*WHAT IS REQUIRED*
Repeat the listing in full, word for word.
++++ ENTRIES PROVIDED
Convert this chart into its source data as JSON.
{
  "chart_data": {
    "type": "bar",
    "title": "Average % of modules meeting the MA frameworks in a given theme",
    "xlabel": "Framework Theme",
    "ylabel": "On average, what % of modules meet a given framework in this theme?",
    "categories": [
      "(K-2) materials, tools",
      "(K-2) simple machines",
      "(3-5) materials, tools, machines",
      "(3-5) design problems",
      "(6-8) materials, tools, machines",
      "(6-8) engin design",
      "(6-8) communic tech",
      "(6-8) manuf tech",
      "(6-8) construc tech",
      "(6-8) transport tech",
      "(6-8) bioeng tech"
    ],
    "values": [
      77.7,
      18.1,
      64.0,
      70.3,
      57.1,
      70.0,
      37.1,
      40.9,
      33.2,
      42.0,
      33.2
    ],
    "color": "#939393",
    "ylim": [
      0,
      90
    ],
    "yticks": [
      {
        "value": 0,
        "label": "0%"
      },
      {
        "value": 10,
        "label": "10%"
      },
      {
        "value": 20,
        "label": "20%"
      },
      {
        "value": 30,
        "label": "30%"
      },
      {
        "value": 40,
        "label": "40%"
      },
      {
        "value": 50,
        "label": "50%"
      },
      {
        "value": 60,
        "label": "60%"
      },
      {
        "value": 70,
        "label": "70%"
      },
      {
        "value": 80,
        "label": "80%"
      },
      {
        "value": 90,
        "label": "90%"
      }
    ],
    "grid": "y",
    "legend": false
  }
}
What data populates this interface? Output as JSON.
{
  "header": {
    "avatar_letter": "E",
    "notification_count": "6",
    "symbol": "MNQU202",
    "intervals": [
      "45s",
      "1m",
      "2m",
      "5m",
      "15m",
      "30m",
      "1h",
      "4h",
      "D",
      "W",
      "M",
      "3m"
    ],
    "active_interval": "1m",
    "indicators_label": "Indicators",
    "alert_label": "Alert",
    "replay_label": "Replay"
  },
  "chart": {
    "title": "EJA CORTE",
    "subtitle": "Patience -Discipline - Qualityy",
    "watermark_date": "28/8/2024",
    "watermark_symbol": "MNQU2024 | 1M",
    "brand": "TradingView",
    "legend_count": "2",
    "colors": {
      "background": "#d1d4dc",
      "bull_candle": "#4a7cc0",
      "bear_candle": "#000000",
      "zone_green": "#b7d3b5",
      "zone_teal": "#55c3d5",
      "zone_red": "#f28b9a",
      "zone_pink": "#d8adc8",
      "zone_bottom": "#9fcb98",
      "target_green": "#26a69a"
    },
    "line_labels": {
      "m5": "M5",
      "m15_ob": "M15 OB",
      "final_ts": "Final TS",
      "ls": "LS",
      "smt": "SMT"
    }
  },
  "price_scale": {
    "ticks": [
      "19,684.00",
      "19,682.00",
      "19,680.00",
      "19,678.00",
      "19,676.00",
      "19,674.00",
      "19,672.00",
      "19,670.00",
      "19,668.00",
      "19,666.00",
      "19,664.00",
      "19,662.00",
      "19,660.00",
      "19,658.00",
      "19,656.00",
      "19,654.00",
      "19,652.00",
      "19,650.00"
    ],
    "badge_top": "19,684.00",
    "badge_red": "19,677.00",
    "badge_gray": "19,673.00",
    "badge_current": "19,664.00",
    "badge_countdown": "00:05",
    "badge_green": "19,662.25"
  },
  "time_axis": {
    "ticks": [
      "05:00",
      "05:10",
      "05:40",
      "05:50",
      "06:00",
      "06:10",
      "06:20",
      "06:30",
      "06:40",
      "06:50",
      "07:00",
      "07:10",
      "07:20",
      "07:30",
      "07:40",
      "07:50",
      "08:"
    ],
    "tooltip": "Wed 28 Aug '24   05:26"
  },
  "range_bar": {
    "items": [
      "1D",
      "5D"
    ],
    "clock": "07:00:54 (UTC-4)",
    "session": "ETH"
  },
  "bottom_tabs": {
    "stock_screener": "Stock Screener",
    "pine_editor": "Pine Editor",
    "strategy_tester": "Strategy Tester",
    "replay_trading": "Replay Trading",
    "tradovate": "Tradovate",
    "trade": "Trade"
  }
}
++++++++
*FINISHED ANSWER*
Convert this chart into its source data as JSON.
{
  "chart_data": {
    "type": "bar",
    "title": "Average % of modules meeting the MA frameworks in a given theme",
    "xlabel": "Framework Theme",
    "ylabel": "On average, what % of modules meet a given framework in this theme?",
    "categories": [
      "(K-2) materials, tools",
      "(K-2) simple machines",
      "(3-5) materials, tools, machines",
      "(3-5) design problems",
      "(6-8) materials, tools, machines",
      "(6-8) engin design",
      "(6-8) communic tech",
      "(6-8) manuf tech",
      "(6-8) construc tech",
      "(6-8) transport tech",
      "(6-8) bioeng tech"
    ],
    "values": [
      77.7,
      18.1,
      64.0,
      70.3,
      57.1,
      70.0,
      37.1,
      40.9,
      33.2,
      42.0,
      33.2
    ],
    "color": "#939393",
    "ylim": [
      0,
      90
    ],
    "yticks": [
      {
        "value": 0,
        "label": "0%"
      },
      {
        "value": 10,
        "label": "10%"
      },
      {
        "value": 20,
        "label": "20%"
      },
      {
        "value": 30,
        "label": "30%"
      },
      {
        "value": 40,
        "label": "40%"
      },
      {
        "value": 50,
        "label": "50%"
      },
      {
        "value": 60,
        "label": "60%"
      },
      {
        "value": 70,
        "label": "70%"
      },
      {
        "value": 80,
        "label": "80%"
      },
      {
        "value": 90,
        "label": "90%"
      }
    ],
    "grid": "y",
    "legend": false
  }
}
What data populates this interface? Output as JSON.
{
  "header": {
    "avatar_letter": "E",
    "notification_count": "6",
    "symbol": "MNQU202",
    "intervals": [
      "45s",
      "1m",
      "2m",
      "5m",
      "15m",
      "30m",
      "1h",
      "4h",
      "D",
      "W",
      "M",
      "3m"
    ],
    "active_interval": "1m",
    "indicators_label": "Indicators",
    "alert_label": "Alert",
    "replay_label": "Replay"
  },
  "chart": {
    "title": "EJA CORTE",
    "subtitle": "Patience -Discipline - Qualityy",
    "watermark_date": "28/8/2024",
    "watermark_symbol": "MNQU2024 | 1M",
    "brand": "TradingView",
    "legend_count": "2",
    "colors": {
      "background": "#d1d4dc",
      "bull_candle": "#4a7cc0",
      "bear_candle": "#000000",
      "zone_green": "#b7d3b5",
      "zone_teal": "#55c3d5",
      "zone_red": "#f28b9a",
      "zone_pink": "#d8adc8",
      "zone_bottom": "#9fcb98",
      "target_green": "#26a69a"
    },
    "line_labels": {
      "m5": "M5",
      "m15_ob": "M15 OB",
      "final_ts": "Final TS",
      "ls": "LS",
      "smt": "SMT"
    }
  },
  "price_scale": {
    "ticks": [
      "19,684.00",
      "19,682.00",
      "19,680.00",
      "19,678.00",
      "19,676.00",
      "19,674.00",
      "19,672.00",
      "19,670.00",
      "19,668.00",
      "19,666.00",
      "19,664.00",
      "19,662.00",
      "19,660.00",
      "19,658.00",
      "19,656.00",
      "19,654.00",
      "19,652.00",
      "19,650.00"
    ],
    "badge_top": "19,684.00",
    "badge_red": "19,677.00",
    "badge_gray": "19,673.00",
    "badge_current": "19,664.00",
    "badge_countdown": "00:05",
    "badge_green": "19,662.25"
  },
  "time_axis": {
    "ticks": [
      "05:00",
      "05:10",
      "05:40",
      "05:50",
      "06:00",
      "06:10",
      "06:20",
      "06:30",
      "06:40",
      "06:50",
      "07:00",
      "07:10",
      "07:20",
      "07:30",
      "07:40",
      "07:50",
      "08:"
    ],
    "tooltip": "Wed 28 Aug '24   05:26"
  },
  "range_bar": {
    "items": [
      "1D",
      "5D"
    ],
    "clock": "07:00:54 (UTC-4)",
    "session": "ETH"
  },
  "bottom_tabs": {
    "stock_screener": "Stock Screener",
    "pine_editor": "Pine Editor",
    "strategy_tester": "Strategy Tester",
    "replay_trading": "Replay Trading",
    "tradovate": "Tradovate",
    "trade": "Trade"
  }
}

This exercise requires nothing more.